(Your instructions) Please rewrite all of the rows below, replacing "UI" with "interface" and changing nothing else. Leave the pictures out of your answer.

═════ Provided data

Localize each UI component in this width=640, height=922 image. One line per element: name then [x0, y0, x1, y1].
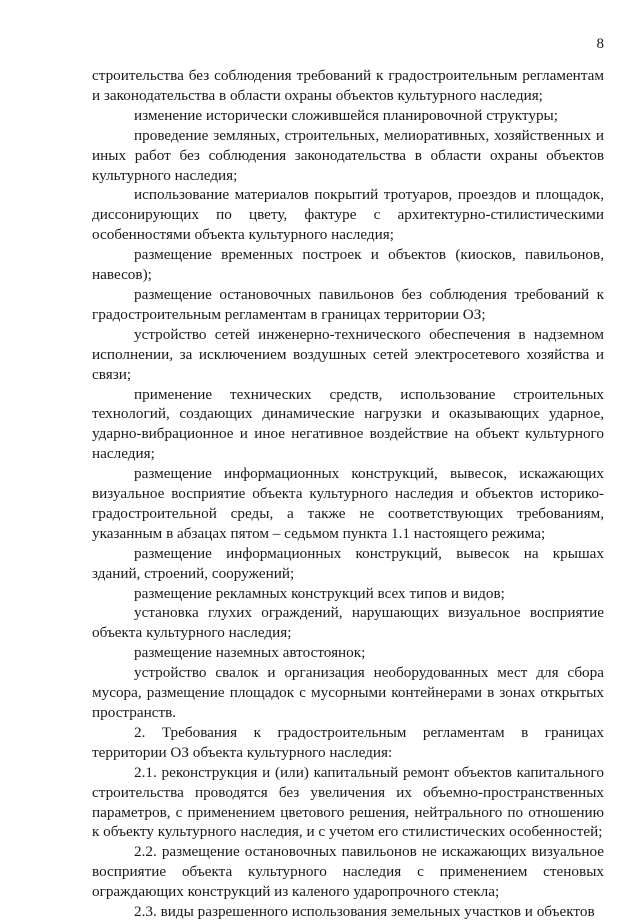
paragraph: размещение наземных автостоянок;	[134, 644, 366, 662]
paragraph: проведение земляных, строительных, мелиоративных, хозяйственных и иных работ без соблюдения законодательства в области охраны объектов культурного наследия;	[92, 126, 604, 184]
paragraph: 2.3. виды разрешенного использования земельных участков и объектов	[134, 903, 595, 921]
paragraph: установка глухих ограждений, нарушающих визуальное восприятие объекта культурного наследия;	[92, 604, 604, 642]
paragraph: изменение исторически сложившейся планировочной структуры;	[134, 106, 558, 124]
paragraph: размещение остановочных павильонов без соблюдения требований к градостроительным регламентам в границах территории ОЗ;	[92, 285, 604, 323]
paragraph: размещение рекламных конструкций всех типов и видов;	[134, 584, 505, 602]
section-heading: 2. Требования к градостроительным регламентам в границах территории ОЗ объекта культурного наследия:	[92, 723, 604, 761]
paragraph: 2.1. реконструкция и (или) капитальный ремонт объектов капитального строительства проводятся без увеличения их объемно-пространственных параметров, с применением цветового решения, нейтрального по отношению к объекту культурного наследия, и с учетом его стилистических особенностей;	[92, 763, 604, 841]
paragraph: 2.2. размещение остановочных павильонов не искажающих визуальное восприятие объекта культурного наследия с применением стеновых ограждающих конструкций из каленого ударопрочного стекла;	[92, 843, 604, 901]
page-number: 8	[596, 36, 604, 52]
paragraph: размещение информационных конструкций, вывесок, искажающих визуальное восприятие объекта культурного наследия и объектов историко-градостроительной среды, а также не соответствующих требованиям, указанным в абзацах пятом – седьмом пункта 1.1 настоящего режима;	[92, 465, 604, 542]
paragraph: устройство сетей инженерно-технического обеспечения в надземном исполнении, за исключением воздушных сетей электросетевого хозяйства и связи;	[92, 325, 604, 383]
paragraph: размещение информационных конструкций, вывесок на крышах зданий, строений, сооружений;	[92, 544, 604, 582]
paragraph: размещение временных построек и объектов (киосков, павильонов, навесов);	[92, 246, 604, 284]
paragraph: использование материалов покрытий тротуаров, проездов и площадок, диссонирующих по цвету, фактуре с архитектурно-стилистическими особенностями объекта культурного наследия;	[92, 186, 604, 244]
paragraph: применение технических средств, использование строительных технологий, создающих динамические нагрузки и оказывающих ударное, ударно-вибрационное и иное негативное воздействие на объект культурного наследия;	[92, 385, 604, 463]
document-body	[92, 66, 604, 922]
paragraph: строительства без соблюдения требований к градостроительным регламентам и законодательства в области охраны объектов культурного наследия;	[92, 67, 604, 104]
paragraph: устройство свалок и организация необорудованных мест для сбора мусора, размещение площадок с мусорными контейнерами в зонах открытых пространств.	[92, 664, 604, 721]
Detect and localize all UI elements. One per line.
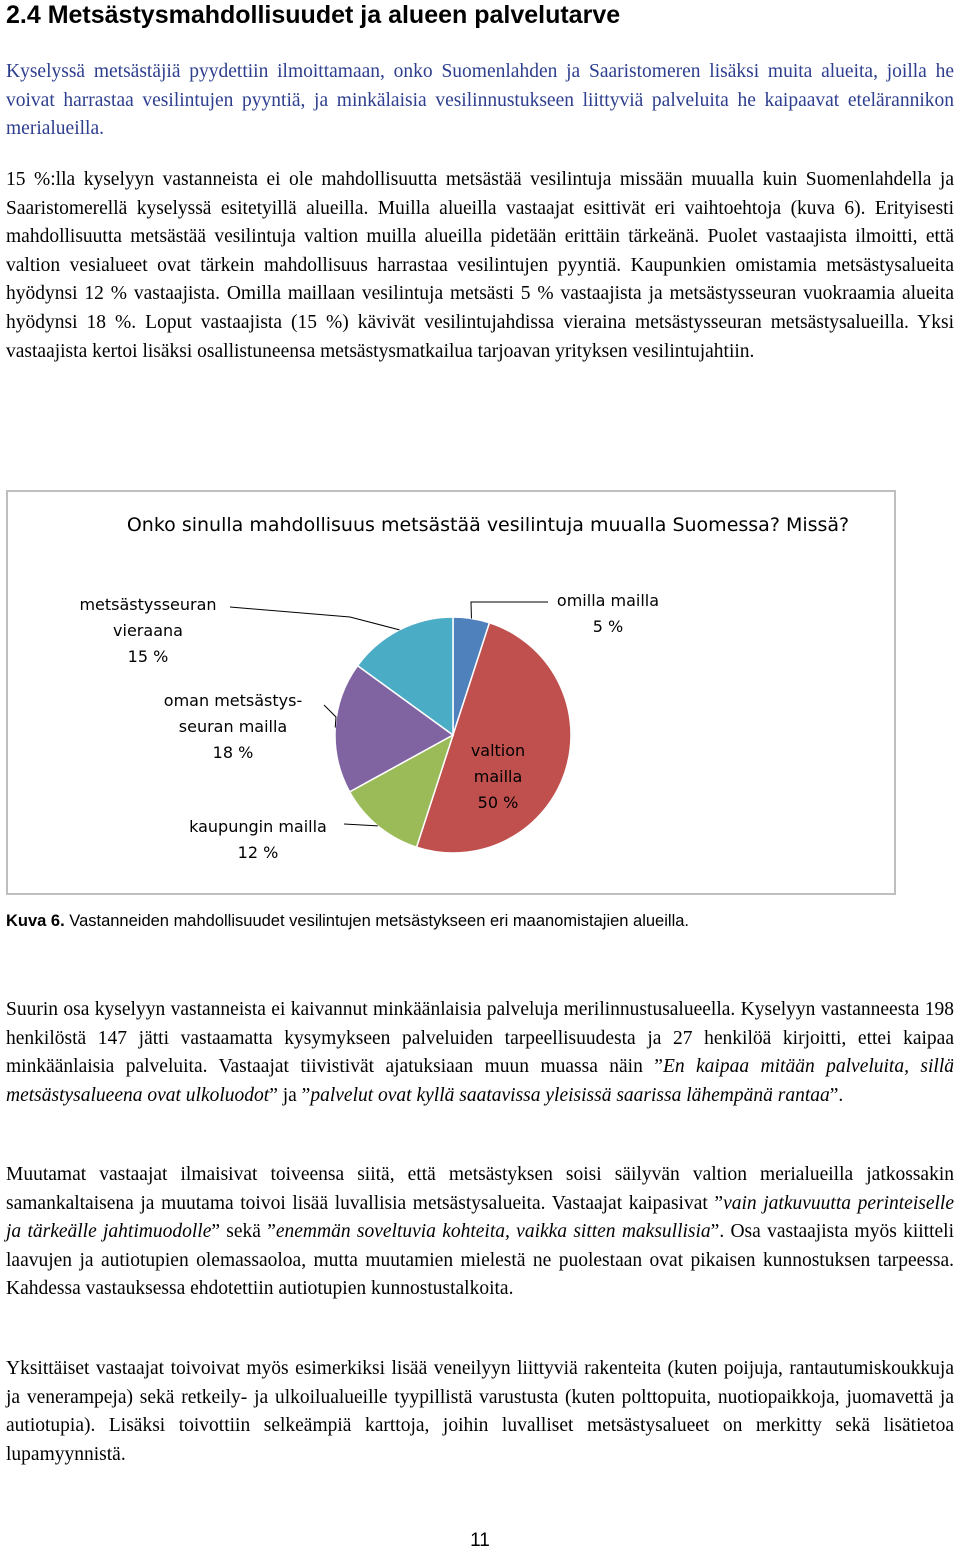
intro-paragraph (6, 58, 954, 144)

══════════

(Response to the exercise)
Localize each interface component in this width=640, height=922 image. One line per element: name then [x0, y0, x1, y1].
paragraph: размещение наземных автостоянок;	[134, 644, 366, 662]
paragraph: проведение земляных, строительных, мелиоративных, хозяйственных и иных работ без соблюдения законодательства в области охраны объектов культурного наследия;	[92, 126, 604, 184]
paragraph: 2.3. виды разрешенного использования земельных участков и объектов	[134, 903, 595, 921]
paragraph: установка глухих ограждений, нарушающих визуальное восприятие объекта культурного наследия;	[92, 604, 604, 642]
paragraph: изменение исторически сложившейся планировочной структуры;	[134, 106, 558, 124]
paragraph: размещение остановочных павильонов без соблюдения требований к градостроительным регламентам в границах территории ОЗ;	[92, 285, 604, 323]
paragraph: размещение рекламных конструкций всех типов и видов;	[134, 584, 505, 602]
section-heading: 2. Требования к градостроительным регламентам в границах территории ОЗ объекта культурного наследия:	[92, 723, 604, 761]
paragraph: 2.1. реконструкция и (или) капитальный ремонт объектов капитального строительства проводятся без увеличения их объемно-пространственных параметров, с применением цветового решения, нейтрального по отношению к объекту культурного наследия, и с учетом его стилистических особенностей;	[92, 763, 604, 841]
paragraph: 2.2. размещение остановочных павильонов не искажающих визуальное восприятие объекта культурного наследия с применением стеновых ограждающих конструкций из каленого ударопрочного стекла;	[92, 843, 604, 901]
page-number: 8	[596, 36, 604, 52]
paragraph: размещение информационных конструкций, вывесок, искажающих визуальное восприятие объекта культурного наследия и объектов историко-градостроительной среды, а также не соответствующих требованиям, указанным в абзацах пятом – седьмом пункта 1.1 настоящего режима;	[92, 465, 604, 542]
paragraph: устройство сетей инженерно-технического обеспечения в надземном исполнении, за исключением воздушных сетей электросетевого хозяйства и связи;	[92, 325, 604, 383]
paragraph: размещение информационных конструкций, вывесок на крышах зданий, строений, сооружений;	[92, 544, 604, 582]
paragraph: размещение временных построек и объектов (киосков, павильонов, навесов);	[92, 246, 604, 284]
paragraph: использование материалов покрытий тротуаров, проездов и площадок, диссонирующих по цвету, фактуре с архитектурно-стилистическими особенностями объекта культурного наследия;	[92, 186, 604, 244]
paragraph: применение технических средств, использование строительных технологий, создающих динамические нагрузки и оказывающих ударное, ударно-вибрационное и иное негативное воздействие на объект культурного наследия;	[92, 385, 604, 463]
document-body	[92, 66, 604, 922]
paragraph: строительства без соблюдения требований к градостроительным регламентам и законодательства в области охраны объектов культурного наследия;	[92, 67, 604, 104]
paragraph: устройство свалок и организация необорудованных мест для сбора мусора, размещение площадок с мусорными контейнерами в зонах открытых пространств.	[92, 664, 604, 721]
Detect and localize all interface elements. One per line.
intro-paragraph (6, 58, 954, 144)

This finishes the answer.